*** Data for this task
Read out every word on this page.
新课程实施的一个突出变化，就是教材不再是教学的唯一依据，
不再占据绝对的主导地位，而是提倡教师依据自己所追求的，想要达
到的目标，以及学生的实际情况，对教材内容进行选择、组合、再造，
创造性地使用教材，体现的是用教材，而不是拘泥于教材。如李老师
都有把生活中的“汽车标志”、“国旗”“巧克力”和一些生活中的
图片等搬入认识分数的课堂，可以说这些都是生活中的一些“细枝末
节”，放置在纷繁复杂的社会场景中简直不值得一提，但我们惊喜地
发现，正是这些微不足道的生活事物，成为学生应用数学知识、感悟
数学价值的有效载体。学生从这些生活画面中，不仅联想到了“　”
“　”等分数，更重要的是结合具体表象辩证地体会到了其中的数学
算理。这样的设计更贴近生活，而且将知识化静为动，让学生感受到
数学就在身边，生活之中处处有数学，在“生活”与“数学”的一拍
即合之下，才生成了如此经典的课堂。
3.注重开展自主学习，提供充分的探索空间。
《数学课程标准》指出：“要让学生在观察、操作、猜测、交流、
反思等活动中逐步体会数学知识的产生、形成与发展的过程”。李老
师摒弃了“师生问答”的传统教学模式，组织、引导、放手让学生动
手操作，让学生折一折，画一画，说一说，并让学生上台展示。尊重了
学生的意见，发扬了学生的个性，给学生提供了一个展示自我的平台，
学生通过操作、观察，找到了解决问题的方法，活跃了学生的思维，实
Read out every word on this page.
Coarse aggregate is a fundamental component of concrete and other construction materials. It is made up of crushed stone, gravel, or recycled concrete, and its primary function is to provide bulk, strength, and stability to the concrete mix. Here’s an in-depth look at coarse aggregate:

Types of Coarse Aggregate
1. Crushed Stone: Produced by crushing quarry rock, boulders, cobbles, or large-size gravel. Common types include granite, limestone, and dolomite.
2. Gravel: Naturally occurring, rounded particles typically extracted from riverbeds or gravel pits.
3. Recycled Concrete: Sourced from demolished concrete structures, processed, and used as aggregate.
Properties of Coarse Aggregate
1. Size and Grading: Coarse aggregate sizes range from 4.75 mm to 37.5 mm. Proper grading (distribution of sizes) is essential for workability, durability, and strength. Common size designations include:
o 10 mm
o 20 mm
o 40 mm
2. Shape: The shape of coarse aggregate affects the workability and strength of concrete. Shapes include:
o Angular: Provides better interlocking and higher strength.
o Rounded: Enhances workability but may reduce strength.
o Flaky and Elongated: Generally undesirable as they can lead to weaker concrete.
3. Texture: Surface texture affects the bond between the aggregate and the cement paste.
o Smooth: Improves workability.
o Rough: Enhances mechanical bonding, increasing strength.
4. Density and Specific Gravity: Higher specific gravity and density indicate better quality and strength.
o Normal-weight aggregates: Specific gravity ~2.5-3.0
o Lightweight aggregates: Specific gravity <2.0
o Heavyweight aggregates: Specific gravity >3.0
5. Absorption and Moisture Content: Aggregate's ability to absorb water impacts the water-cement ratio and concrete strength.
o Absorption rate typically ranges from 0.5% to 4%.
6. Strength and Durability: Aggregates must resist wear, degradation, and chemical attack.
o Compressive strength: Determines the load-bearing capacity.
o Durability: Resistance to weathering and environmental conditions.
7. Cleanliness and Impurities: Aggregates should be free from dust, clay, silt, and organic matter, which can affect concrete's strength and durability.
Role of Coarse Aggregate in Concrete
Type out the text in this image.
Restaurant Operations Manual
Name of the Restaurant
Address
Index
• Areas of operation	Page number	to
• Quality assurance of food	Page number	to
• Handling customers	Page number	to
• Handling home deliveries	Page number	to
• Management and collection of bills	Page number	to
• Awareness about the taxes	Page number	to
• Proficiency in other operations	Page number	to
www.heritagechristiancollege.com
******
**Problem description**
Every record above must be duplicated exactly.

**Expected answer**
Read out every word on this page.
新课程实施的一个突出变化，就是教材不再是教学的唯一依据，
不再占据绝对的主导地位，而是提倡教师依据自己所追求的，想要达
到的目标，以及学生的实际情况，对教材内容进行选择、组合、再造，
创造性地使用教材，体现的是用教材，而不是拘泥于教材。如李老师
都有把生活中的“汽车标志”、“国旗”“巧克力”和一些生活中的
图片等搬入认识分数的课堂，可以说这些都是生活中的一些“细枝末
节”，放置在纷繁复杂的社会场景中简直不值得一提，但我们惊喜地
发现，正是这些微不足道的生活事物，成为学生应用数学知识、感悟
数学价值的有效载体。学生从这些生活画面中，不仅联想到了“　”
“　”等分数，更重要的是结合具体表象辩证地体会到了其中的数学
算理。这样的设计更贴近生活，而且将知识化静为动，让学生感受到
数学就在身边，生活之中处处有数学，在“生活”与“数学”的一拍
即合之下，才生成了如此经典的课堂。
3.注重开展自主学习，提供充分的探索空间。
《数学课程标准》指出：“要让学生在观察、操作、猜测、交流、
反思等活动中逐步体会数学知识的产生、形成与发展的过程”。李老
师摒弃了“师生问答”的传统教学模式，组织、引导、放手让学生动
手操作，让学生折一折，画一画，说一说，并让学生上台展示。尊重了
学生的意见，发扬了学生的个性，给学生提供了一个展示自我的平台，
学生通过操作、观察，找到了解决问题的方法，活跃了学生的思维，实
Read out every word on this page.
Coarse aggregate is a fundamental component of concrete and other construction materials. It is made up of crushed stone, gravel, or recycled concrete, and its primary function is to provide bulk, strength, and stability to the concrete mix. Here’s an in-depth look at coarse aggregate:

Types of Coarse Aggregate
1. Crushed Stone: Produced by crushing quarry rock, boulders, cobbles, or large-size gravel. Common types include granite, limestone, and dolomite.
2. Gravel: Naturally occurring, rounded particles typically extracted from riverbeds or gravel pits.
3. Recycled Concrete: Sourced from demolished concrete structures, processed, and used as aggregate.
Properties of Coarse Aggregate
1. Size and Grading: Coarse aggregate sizes range from 4.75 mm to 37.5 mm. Proper grading (distribution of sizes) is essential for workability, durability, and strength. Common size designations include:
o 10 mm
o 20 mm
o 40 mm
2. Shape: The shape of coarse aggregate affects the workability and strength of concrete. Shapes include:
o Angular: Provides better interlocking and higher strength.
o Rounded: Enhances workability but may reduce strength.
o Flaky and Elongated: Generally undesirable as they can lead to weaker concrete.
3. Texture: Surface texture affects the bond between the aggregate and the cement paste.
o Smooth: Improves workability.
o Rough: Enhances mechanical bonding, increasing strength.
4. Density and Specific Gravity: Higher specific gravity and density indicate better quality and strength.
o Normal-weight aggregates: Specific gravity ~2.5-3.0
o Lightweight aggregates: Specific gravity <2.0
o Heavyweight aggregates: Specific gravity >3.0
5. Absorption and Moisture Content: Aggregate's ability to absorb water impacts the water-cement ratio and concrete strength.
o Absorption rate typically ranges from 0.5% to 4%.
6. Strength and Durability: Aggregates must resist wear, degradation, and chemical attack.
o Compressive strength: Determines the load-bearing capacity.
o Durability: Resistance to weathering and environmental conditions.
7. Cleanliness and Impurities: Aggregates should be free from dust, clay, silt, and organic matter, which can affect concrete's strength and durability.
Role of Coarse Aggregate in Concrete
Type out the text in this image.
Restaurant Operations Manual
Name of the Restaurant
Address
Index
• Areas of operation	Page number	to
• Quality assurance of food	Page number	to
• Handling customers	Page number	to
• Handling home deliveries	Page number	to
• Management and collection of bills	Page number	to
• Awareness about the taxes	Page number	to
• Proficiency in other operations	Page number	to
www.heritagechristiancollege.com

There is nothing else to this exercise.